REQUIREMENT.
Keep only the lines of the data below that contain "source", and copy them.

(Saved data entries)

[Begin]

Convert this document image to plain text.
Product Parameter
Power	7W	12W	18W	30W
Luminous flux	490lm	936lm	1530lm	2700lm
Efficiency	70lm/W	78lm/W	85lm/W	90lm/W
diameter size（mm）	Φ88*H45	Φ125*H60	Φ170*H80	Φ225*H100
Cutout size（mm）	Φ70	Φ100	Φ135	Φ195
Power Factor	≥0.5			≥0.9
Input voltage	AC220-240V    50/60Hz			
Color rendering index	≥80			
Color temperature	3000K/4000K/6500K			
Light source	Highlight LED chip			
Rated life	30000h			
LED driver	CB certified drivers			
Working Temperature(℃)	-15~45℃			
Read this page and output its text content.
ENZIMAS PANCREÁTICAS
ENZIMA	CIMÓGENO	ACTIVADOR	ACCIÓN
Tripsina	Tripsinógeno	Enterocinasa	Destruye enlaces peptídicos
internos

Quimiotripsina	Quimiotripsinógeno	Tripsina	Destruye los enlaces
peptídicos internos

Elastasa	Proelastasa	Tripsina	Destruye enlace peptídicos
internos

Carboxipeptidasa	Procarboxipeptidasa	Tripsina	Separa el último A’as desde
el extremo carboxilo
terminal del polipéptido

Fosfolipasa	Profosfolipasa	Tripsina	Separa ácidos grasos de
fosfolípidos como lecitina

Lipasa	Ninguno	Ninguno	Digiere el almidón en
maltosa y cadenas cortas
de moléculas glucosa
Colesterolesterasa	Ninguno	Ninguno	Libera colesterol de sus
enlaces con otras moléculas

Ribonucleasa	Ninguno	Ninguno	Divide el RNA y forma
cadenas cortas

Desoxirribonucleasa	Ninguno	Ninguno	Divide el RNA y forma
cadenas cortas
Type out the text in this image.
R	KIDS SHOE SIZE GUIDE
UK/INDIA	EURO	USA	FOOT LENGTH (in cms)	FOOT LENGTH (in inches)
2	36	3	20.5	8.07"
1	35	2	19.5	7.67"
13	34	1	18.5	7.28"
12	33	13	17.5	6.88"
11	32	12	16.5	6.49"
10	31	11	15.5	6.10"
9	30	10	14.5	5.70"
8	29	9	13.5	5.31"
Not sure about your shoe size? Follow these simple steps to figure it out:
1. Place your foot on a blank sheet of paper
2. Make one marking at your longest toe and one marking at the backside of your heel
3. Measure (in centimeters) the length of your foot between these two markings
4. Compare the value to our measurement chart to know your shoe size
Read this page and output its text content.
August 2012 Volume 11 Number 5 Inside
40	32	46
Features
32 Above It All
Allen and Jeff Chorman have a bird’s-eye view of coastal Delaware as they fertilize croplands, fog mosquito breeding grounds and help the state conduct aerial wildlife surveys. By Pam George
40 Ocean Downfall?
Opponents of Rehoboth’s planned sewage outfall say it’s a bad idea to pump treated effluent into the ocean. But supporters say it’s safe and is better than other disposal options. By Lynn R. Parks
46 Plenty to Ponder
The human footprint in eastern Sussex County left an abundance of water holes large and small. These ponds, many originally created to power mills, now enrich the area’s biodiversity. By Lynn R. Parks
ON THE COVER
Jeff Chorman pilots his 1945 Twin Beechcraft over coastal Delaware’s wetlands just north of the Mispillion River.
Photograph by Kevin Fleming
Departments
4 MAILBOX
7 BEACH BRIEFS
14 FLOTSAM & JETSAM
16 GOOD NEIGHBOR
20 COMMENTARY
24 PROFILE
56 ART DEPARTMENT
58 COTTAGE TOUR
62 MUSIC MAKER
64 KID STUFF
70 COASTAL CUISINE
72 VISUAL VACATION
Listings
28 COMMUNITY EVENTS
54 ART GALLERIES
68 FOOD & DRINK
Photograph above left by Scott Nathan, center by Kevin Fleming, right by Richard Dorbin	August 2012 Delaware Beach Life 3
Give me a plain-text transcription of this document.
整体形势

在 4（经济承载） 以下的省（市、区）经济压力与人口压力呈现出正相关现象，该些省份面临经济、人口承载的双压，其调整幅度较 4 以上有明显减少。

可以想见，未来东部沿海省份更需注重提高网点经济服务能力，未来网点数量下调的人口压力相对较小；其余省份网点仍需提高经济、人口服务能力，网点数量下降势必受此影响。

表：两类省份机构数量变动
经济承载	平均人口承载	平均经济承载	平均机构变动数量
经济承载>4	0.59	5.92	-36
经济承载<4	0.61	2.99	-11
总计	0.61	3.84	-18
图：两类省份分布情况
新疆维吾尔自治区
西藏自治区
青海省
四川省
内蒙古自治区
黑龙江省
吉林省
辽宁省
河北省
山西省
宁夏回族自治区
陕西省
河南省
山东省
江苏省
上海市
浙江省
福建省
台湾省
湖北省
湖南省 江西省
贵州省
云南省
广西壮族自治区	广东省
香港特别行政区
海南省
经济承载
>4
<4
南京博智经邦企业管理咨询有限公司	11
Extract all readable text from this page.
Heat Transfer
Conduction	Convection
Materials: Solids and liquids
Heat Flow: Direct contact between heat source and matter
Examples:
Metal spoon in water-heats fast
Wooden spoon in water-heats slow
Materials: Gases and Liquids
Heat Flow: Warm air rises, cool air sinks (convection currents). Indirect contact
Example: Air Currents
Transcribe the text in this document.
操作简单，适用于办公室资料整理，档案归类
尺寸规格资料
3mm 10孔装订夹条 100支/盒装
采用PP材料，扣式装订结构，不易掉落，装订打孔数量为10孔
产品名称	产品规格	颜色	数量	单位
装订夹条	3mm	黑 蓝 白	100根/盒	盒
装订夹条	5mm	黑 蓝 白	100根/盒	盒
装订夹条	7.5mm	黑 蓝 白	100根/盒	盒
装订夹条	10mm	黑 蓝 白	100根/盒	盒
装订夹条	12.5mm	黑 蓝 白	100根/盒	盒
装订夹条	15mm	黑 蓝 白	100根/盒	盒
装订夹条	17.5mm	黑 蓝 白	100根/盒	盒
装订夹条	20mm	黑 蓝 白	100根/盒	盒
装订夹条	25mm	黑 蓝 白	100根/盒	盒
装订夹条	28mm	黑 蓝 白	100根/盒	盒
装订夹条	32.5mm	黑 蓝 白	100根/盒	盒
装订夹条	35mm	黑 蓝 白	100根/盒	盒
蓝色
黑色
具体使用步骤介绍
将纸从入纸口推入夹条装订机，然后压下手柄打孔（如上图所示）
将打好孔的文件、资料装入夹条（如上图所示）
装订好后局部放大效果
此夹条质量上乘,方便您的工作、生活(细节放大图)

[End]

SOLVED EXERCISE.
Light source	Highlight LED chip			
Heat Flow: Direct contact between heat source and matter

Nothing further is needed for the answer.